*Short problem*
Restate the complete material exactly.

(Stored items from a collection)
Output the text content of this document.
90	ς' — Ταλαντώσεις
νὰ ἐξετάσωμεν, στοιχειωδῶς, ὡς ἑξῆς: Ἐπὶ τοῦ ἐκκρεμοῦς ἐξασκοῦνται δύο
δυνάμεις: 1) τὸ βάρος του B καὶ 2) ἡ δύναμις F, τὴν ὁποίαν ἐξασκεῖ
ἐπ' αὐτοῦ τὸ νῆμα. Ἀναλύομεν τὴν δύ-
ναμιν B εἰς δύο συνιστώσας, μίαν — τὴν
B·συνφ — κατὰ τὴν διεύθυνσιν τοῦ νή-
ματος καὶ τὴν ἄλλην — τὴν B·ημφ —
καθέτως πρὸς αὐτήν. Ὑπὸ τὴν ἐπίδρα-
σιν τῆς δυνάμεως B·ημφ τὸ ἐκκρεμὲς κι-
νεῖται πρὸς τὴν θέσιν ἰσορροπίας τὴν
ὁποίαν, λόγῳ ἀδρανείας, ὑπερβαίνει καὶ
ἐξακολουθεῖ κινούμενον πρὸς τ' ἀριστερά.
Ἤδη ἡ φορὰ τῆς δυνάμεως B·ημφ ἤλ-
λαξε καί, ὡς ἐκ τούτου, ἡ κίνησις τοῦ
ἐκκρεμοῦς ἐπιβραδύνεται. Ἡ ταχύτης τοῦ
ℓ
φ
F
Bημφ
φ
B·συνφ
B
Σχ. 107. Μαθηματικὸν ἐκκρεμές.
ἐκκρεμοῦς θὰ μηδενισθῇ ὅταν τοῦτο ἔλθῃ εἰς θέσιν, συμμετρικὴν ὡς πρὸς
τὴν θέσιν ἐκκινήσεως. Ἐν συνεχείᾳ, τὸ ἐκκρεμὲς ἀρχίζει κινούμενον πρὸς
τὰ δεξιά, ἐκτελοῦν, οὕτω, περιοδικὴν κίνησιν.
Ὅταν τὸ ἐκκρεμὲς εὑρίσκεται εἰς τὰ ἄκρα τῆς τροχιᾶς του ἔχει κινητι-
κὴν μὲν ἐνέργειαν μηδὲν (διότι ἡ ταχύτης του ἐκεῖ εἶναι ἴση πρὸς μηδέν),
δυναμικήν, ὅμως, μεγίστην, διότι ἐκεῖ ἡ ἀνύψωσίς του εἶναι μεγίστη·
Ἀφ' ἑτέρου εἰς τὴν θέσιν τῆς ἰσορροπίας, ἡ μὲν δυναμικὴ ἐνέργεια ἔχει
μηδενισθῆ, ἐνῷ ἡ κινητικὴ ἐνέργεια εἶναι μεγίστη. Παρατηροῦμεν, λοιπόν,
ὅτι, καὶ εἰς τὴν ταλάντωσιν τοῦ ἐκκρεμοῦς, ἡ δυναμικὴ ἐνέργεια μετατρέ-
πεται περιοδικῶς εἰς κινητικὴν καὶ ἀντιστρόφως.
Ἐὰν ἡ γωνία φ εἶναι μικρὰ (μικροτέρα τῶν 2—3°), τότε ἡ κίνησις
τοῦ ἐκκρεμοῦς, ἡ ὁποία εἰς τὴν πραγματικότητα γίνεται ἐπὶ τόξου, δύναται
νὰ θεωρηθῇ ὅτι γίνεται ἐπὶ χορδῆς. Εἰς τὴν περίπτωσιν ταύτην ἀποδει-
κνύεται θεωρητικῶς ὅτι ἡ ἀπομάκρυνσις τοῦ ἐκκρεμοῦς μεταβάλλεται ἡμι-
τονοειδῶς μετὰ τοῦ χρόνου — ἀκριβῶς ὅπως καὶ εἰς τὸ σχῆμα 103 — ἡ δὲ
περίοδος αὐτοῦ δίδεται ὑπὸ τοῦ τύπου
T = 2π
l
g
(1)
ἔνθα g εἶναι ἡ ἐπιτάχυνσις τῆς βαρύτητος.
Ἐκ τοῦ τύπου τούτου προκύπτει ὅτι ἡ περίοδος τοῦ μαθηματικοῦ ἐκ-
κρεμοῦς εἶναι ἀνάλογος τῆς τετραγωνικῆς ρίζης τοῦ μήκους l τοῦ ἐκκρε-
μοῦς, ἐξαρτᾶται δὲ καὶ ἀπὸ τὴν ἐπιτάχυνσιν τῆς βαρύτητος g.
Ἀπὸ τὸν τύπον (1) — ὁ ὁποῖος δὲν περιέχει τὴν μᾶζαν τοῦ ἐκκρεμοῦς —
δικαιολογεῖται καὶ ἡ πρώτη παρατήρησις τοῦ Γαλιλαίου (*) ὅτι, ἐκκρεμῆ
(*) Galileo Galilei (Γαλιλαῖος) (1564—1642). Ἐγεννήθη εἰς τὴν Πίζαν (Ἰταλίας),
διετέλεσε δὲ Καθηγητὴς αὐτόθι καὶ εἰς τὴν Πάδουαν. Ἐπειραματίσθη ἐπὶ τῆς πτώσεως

*Expected answer*
Output the text content of this document.
90	ς' — Ταλαντώσεις
νὰ ἐξετάσωμεν, στοιχειωδῶς, ὡς ἑξῆς: Ἐπὶ τοῦ ἐκκρεμοῦς ἐξασκοῦνται δύο
δυνάμεις: 1) τὸ βάρος του B καὶ 2) ἡ δύναμις F, τὴν ὁποίαν ἐξασκεῖ
ἐπ' αὐτοῦ τὸ νῆμα. Ἀναλύομεν τὴν δύ-
ναμιν B εἰς δύο συνιστώσας, μίαν — τὴν
B·συνφ — κατὰ τὴν διεύθυνσιν τοῦ νή-
ματος καὶ τὴν ἄλλην — τὴν B·ημφ —
καθέτως πρὸς αὐτήν. Ὑπὸ τὴν ἐπίδρα-
σιν τῆς δυνάμεως B·ημφ τὸ ἐκκρεμὲς κι-
νεῖται πρὸς τὴν θέσιν ἰσορροπίας τὴν
ὁποίαν, λόγῳ ἀδρανείας, ὑπερβαίνει καὶ
ἐξακολουθεῖ κινούμενον πρὸς τ' ἀριστερά.
Ἤδη ἡ φορὰ τῆς δυνάμεως B·ημφ ἤλ-
λαξε καί, ὡς ἐκ τούτου, ἡ κίνησις τοῦ
ἐκκρεμοῦς ἐπιβραδύνεται. Ἡ ταχύτης τοῦ
ℓ
φ
F
Bημφ
φ
B·συνφ
B
Σχ. 107. Μαθηματικὸν ἐκκρεμές.
ἐκκρεμοῦς θὰ μηδενισθῇ ὅταν τοῦτο ἔλθῃ εἰς θέσιν, συμμετρικὴν ὡς πρὸς
τὴν θέσιν ἐκκινήσεως. Ἐν συνεχείᾳ, τὸ ἐκκρεμὲς ἀρχίζει κινούμενον πρὸς
τὰ δεξιά, ἐκτελοῦν, οὕτω, περιοδικὴν κίνησιν.
Ὅταν τὸ ἐκκρεμὲς εὑρίσκεται εἰς τὰ ἄκρα τῆς τροχιᾶς του ἔχει κινητι-
κὴν μὲν ἐνέργειαν μηδὲν (διότι ἡ ταχύτης του ἐκεῖ εἶναι ἴση πρὸς μηδέν),
δυναμικήν, ὅμως, μεγίστην, διότι ἐκεῖ ἡ ἀνύψωσίς του εἶναι μεγίστη·
Ἀφ' ἑτέρου εἰς τὴν θέσιν τῆς ἰσορροπίας, ἡ μὲν δυναμικὴ ἐνέργεια ἔχει
μηδενισθῆ, ἐνῷ ἡ κινητικὴ ἐνέργεια εἶναι μεγίστη. Παρατηροῦμεν, λοιπόν,
ὅτι, καὶ εἰς τὴν ταλάντωσιν τοῦ ἐκκρεμοῦς, ἡ δυναμικὴ ἐνέργεια μετατρέ-
πεται περιοδικῶς εἰς κινητικὴν καὶ ἀντιστρόφως.
Ἐὰν ἡ γωνία φ εἶναι μικρὰ (μικροτέρα τῶν 2—3°), τότε ἡ κίνησις
τοῦ ἐκκρεμοῦς, ἡ ὁποία εἰς τὴν πραγματικότητα γίνεται ἐπὶ τόξου, δύναται
νὰ θεωρηθῇ ὅτι γίνεται ἐπὶ χορδῆς. Εἰς τὴν περίπτωσιν ταύτην ἀποδει-
κνύεται θεωρητικῶς ὅτι ἡ ἀπομάκρυνσις τοῦ ἐκκρεμοῦς μεταβάλλεται ἡμι-
τονοειδῶς μετὰ τοῦ χρόνου — ἀκριβῶς ὅπως καὶ εἰς τὸ σχῆμα 103 — ἡ δὲ
περίοδος αὐτοῦ δίδεται ὑπὸ τοῦ τύπου
T = 2π
l
g
(1)
ἔνθα g εἶναι ἡ ἐπιτάχυνσις τῆς βαρύτητος.
Ἐκ τοῦ τύπου τούτου προκύπτει ὅτι ἡ περίοδος τοῦ μαθηματικοῦ ἐκ-
κρεμοῦς εἶναι ἀνάλογος τῆς τετραγωνικῆς ρίζης τοῦ μήκους l τοῦ ἐκκρε-
μοῦς, ἐξαρτᾶται δὲ καὶ ἀπὸ τὴν ἐπιτάχυνσιν τῆς βαρύτητος g.
Ἀπὸ τὸν τύπον (1) — ὁ ὁποῖος δὲν περιέχει τὴν μᾶζαν τοῦ ἐκκρεμοῦς —
δικαιολογεῖται καὶ ἡ πρώτη παρατήρησις τοῦ Γαλιλαίου (*) ὅτι, ἐκκρεμῆ
(*) Galileo Galilei (Γαλιλαῖος) (1564—1642). Ἐγεννήθη εἰς τὴν Πίζαν (Ἰταλίας),
διετέλεσε δὲ Καθηγητὴς αὐτόθι καὶ εἰς τὴν Πάδουαν. Ἐπειραματίσθη ἐπὶ τῆς πτώσεως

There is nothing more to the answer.